> **Exercise instructions**: Search the records below for the word "mengejan" and show every line where it occurs.

[Extracted data entries]

■ ■ ■ ■

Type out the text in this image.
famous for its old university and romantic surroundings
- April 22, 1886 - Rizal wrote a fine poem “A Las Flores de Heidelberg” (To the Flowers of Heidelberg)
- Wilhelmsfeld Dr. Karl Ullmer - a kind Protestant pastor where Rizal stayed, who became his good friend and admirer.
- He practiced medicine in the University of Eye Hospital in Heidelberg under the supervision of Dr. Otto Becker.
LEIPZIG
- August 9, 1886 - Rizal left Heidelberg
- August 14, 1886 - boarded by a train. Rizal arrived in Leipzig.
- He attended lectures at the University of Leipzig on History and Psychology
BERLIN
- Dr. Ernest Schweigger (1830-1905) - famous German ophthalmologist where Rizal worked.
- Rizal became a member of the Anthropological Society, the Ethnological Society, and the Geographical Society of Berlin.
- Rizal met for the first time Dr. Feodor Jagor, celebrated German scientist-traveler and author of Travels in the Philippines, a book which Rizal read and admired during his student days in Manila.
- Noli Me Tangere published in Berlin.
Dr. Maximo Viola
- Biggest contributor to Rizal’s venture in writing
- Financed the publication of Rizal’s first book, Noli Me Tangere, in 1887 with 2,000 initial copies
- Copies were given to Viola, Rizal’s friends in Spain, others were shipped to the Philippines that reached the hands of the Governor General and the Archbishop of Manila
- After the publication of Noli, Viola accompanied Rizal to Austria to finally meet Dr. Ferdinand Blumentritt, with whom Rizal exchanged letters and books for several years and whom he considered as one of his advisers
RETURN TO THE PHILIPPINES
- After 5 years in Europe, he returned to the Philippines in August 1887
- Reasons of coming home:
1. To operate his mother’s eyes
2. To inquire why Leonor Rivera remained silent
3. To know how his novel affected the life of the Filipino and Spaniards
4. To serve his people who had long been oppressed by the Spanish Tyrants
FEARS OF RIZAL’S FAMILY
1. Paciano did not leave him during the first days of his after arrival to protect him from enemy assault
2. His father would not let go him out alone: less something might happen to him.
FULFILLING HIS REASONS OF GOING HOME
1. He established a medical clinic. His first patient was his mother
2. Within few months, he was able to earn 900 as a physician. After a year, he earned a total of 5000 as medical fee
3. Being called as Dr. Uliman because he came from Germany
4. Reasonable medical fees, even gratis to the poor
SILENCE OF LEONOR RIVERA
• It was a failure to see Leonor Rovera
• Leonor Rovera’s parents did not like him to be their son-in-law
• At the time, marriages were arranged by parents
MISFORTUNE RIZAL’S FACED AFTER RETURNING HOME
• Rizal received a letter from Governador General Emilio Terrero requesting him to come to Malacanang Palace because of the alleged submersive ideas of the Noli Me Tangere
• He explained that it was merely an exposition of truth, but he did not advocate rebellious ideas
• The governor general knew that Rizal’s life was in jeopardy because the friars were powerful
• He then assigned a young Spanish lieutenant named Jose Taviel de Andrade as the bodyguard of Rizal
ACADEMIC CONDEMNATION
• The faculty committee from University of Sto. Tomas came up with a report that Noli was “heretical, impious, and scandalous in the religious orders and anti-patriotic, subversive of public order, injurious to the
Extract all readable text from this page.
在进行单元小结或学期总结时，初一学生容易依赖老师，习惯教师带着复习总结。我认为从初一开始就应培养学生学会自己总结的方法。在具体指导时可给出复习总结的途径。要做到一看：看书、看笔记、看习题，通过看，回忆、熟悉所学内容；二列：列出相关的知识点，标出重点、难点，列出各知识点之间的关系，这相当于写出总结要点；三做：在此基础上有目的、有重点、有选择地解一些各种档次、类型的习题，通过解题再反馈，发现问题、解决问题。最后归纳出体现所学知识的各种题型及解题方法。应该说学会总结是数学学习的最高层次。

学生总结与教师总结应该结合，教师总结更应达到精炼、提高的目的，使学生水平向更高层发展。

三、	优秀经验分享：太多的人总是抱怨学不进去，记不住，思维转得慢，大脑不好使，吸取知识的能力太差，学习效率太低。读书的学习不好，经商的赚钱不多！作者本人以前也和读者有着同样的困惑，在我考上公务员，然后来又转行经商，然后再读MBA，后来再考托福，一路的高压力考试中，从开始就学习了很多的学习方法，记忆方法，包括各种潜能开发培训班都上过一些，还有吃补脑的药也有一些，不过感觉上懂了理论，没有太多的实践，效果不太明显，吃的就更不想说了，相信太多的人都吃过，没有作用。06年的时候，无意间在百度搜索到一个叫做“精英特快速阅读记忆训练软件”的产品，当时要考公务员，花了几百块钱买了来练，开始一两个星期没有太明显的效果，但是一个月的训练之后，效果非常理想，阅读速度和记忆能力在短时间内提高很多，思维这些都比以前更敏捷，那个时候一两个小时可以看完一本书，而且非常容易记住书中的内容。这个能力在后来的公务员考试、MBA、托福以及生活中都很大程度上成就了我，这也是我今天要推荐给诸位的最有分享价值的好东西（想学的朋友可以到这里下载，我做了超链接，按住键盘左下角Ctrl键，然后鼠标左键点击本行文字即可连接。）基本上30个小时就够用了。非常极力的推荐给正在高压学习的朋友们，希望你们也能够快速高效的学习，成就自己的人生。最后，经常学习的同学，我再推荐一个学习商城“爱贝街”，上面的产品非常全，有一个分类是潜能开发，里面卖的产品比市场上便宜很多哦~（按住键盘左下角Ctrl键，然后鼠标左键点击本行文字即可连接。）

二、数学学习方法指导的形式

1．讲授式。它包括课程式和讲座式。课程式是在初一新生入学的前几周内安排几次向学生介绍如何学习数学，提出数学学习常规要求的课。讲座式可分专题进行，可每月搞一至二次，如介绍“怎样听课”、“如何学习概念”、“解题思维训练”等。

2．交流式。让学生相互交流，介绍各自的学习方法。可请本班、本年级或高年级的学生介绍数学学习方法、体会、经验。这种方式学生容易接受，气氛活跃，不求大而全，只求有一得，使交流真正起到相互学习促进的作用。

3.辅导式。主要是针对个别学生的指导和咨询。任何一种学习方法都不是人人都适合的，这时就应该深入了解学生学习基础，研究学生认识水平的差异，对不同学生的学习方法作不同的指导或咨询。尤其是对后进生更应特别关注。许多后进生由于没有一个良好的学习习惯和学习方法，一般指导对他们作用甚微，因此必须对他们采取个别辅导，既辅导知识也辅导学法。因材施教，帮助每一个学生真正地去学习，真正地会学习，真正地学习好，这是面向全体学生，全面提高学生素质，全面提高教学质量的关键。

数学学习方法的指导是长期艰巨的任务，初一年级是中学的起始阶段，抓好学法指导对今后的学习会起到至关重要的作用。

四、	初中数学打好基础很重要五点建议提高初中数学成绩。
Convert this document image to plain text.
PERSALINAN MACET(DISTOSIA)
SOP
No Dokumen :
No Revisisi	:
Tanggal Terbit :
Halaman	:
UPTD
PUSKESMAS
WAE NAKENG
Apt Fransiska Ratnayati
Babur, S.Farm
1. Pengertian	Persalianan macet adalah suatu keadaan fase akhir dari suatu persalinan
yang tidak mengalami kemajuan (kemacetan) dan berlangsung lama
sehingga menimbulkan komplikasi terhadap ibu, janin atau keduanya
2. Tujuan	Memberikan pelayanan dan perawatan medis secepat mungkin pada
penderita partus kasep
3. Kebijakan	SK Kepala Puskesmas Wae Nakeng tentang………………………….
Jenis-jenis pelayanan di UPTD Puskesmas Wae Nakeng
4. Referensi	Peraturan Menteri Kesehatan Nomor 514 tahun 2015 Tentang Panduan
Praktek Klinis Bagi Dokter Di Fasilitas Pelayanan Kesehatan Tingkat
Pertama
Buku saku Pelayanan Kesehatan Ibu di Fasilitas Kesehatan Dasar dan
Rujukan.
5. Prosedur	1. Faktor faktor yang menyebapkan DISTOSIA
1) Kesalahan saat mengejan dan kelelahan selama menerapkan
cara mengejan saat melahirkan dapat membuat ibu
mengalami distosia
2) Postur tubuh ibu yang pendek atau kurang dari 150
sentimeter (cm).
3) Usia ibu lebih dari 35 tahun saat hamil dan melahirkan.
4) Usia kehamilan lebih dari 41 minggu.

■ ■ ■ ■

> **Written answer**:
1) Kesalahan saat mengejan dan kelelahan selama menerapkan
cara mengejan saat melahirkan dapat membuat ibu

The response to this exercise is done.